→ Record list
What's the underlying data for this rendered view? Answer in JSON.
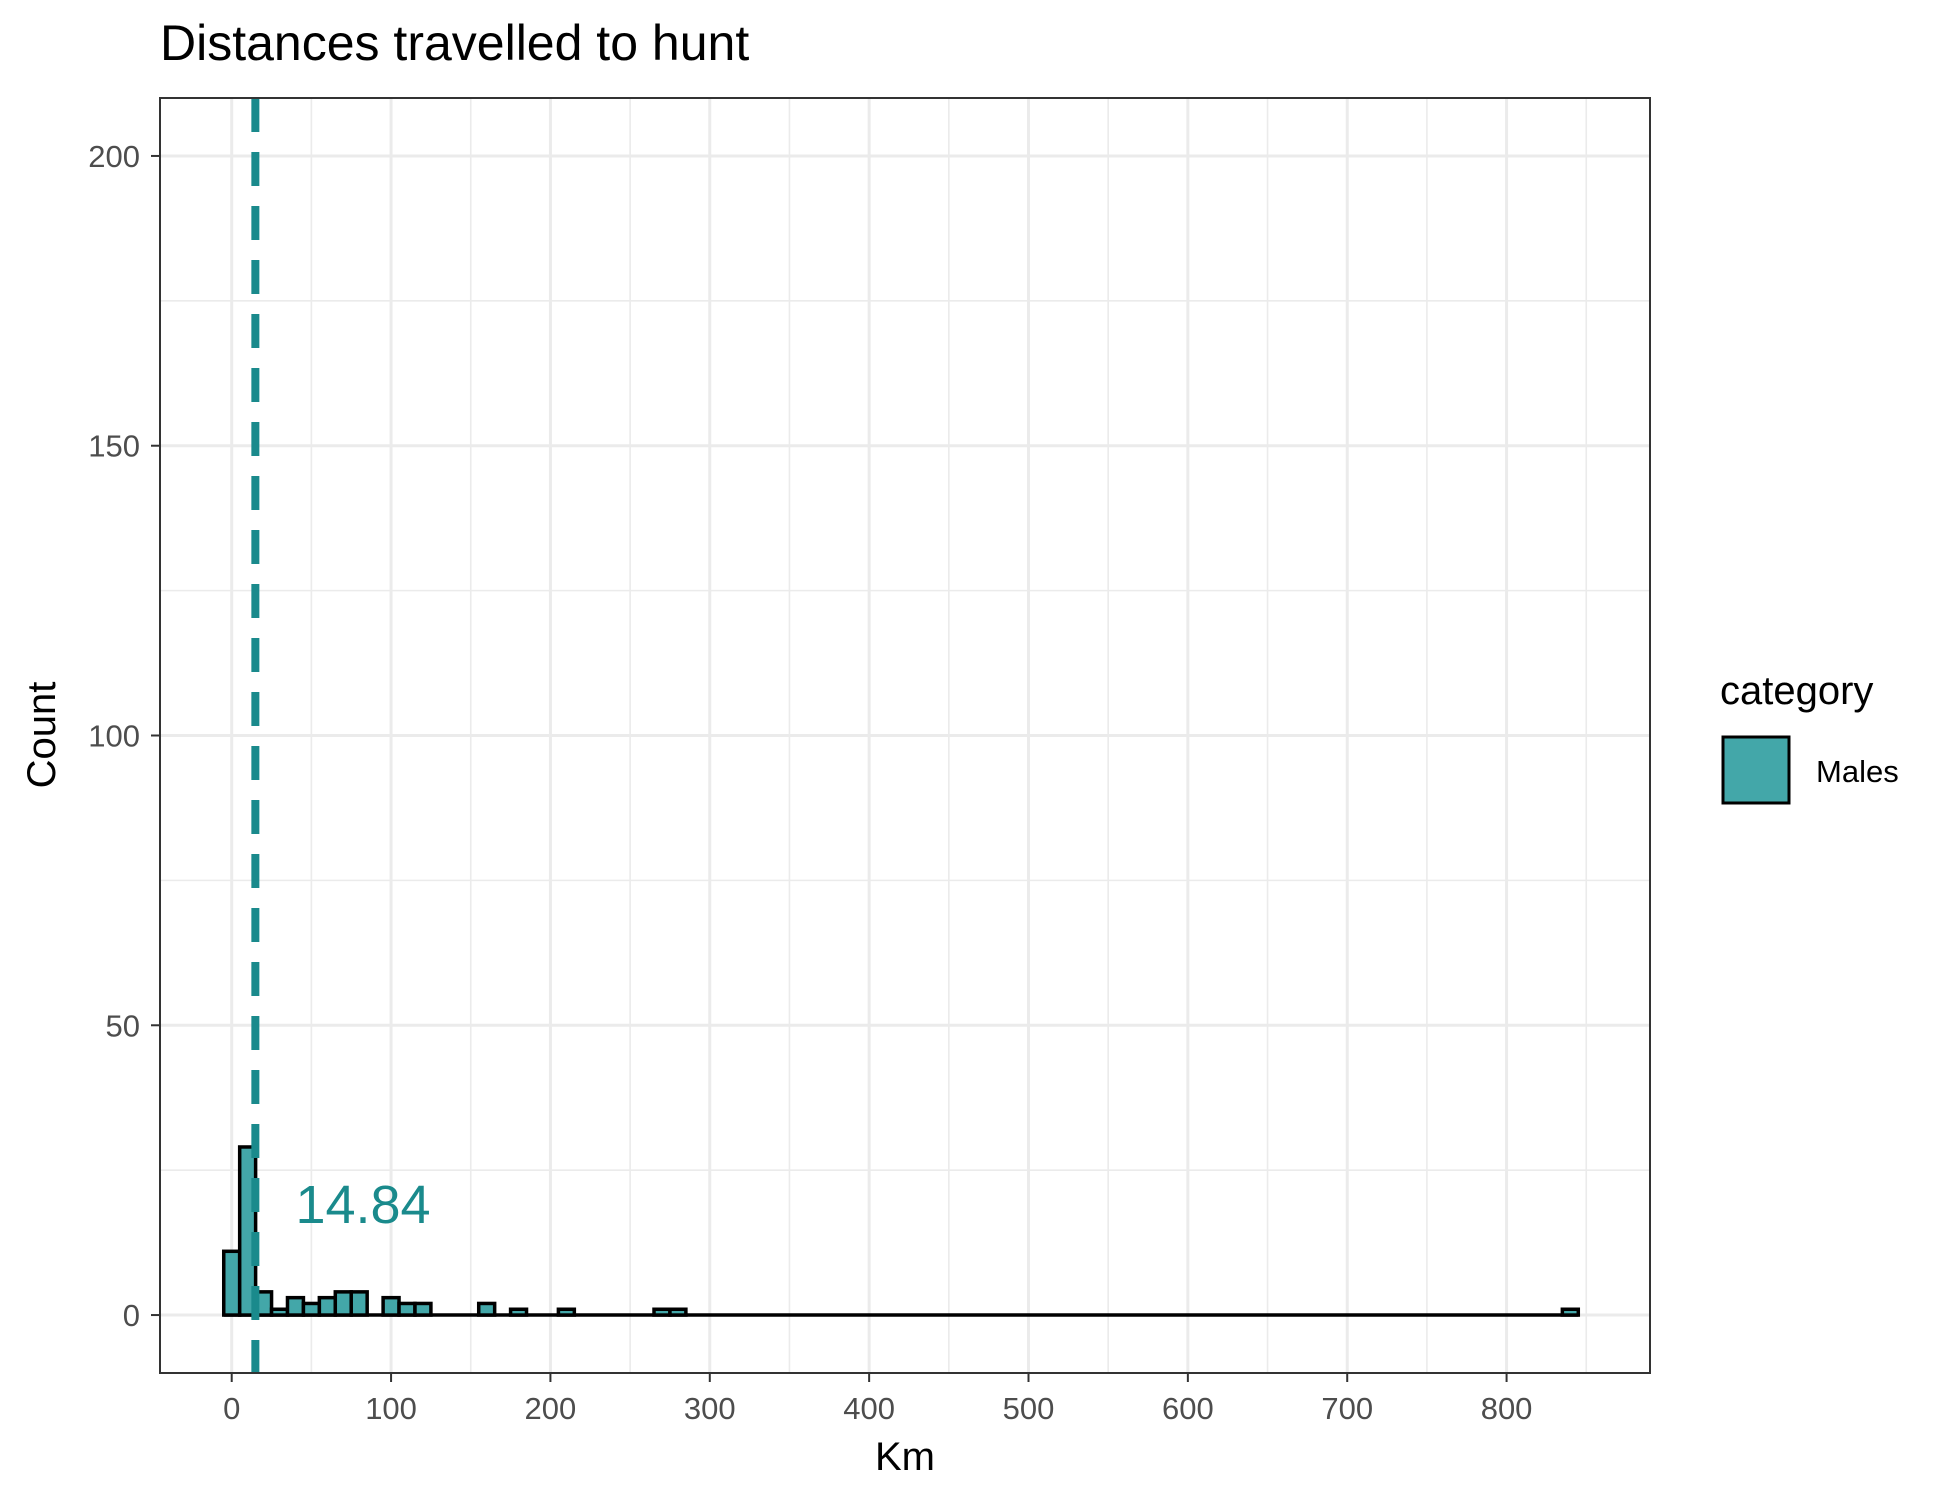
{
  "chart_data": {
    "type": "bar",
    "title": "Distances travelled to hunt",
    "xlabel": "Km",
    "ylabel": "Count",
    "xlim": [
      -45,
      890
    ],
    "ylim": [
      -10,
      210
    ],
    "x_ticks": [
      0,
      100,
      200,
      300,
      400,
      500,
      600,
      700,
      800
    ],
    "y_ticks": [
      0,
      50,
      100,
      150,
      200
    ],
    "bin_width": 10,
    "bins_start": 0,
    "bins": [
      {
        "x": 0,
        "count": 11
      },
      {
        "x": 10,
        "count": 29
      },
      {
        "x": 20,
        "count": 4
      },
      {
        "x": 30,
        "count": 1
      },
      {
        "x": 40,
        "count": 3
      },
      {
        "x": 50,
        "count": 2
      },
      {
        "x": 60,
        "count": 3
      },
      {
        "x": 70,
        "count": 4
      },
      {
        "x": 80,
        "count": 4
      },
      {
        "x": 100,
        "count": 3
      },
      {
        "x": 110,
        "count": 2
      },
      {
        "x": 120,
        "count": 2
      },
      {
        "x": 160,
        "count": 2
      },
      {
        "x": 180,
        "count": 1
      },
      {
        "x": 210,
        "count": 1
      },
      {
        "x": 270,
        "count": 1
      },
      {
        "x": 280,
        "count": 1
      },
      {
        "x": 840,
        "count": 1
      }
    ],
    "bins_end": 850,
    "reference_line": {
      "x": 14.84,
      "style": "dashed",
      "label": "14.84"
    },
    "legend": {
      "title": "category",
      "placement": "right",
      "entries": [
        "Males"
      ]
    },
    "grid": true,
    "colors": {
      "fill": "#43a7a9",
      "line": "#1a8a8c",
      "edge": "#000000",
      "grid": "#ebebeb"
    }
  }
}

→ Work to do
Without including any pictures, print all of the material exactly as given.

→ The output
What's the underlying data for this rendered view? Answer in JSON.
{
  "chart_data": {
    "type": "bar",
    "title": "Distances travelled to hunt",
    "xlabel": "Km",
    "ylabel": "Count",
    "xlim": [
      -45,
      890
    ],
    "ylim": [
      -10,
      210
    ],
    "x_ticks": [
      0,
      100,
      200,
      300,
      400,
      500,
      600,
      700,
      800
    ],
    "y_ticks": [
      0,
      50,
      100,
      150,
      200
    ],
    "bin_width": 10,
    "bins_start": 0,
    "bins": [
      {
        "x": 0,
        "count": 11
      },
      {
        "x": 10,
        "count": 29
      },
      {
        "x": 20,
        "count": 4
      },
      {
        "x": 30,
        "count": 1
      },
      {
        "x": 40,
        "count": 3
      },
      {
        "x": 50,
        "count": 2
      },
      {
        "x": 60,
        "count": 3
      },
      {
        "x": 70,
        "count": 4
      },
      {
        "x": 80,
        "count": 4
      },
      {
        "x": 100,
        "count": 3
      },
      {
        "x": 110,
        "count": 2
      },
      {
        "x": 120,
        "count": 2
      },
      {
        "x": 160,
        "count": 2
      },
      {
        "x": 180,
        "count": 1
      },
      {
        "x": 210,
        "count": 1
      },
      {
        "x": 270,
        "count": 1
      },
      {
        "x": 280,
        "count": 1
      },
      {
        "x": 840,
        "count": 1
      }
    ],
    "bins_end": 850,
    "reference_line": {
      "x": 14.84,
      "style": "dashed",
      "label": "14.84"
    },
    "legend": {
      "title": "category",
      "placement": "right",
      "entries": [
        "Males"
      ]
    },
    "grid": true,
    "colors": {
      "fill": "#43a7a9",
      "line": "#1a8a8c",
      "edge": "#000000",
      "grid": "#ebebeb"
    }
  }
}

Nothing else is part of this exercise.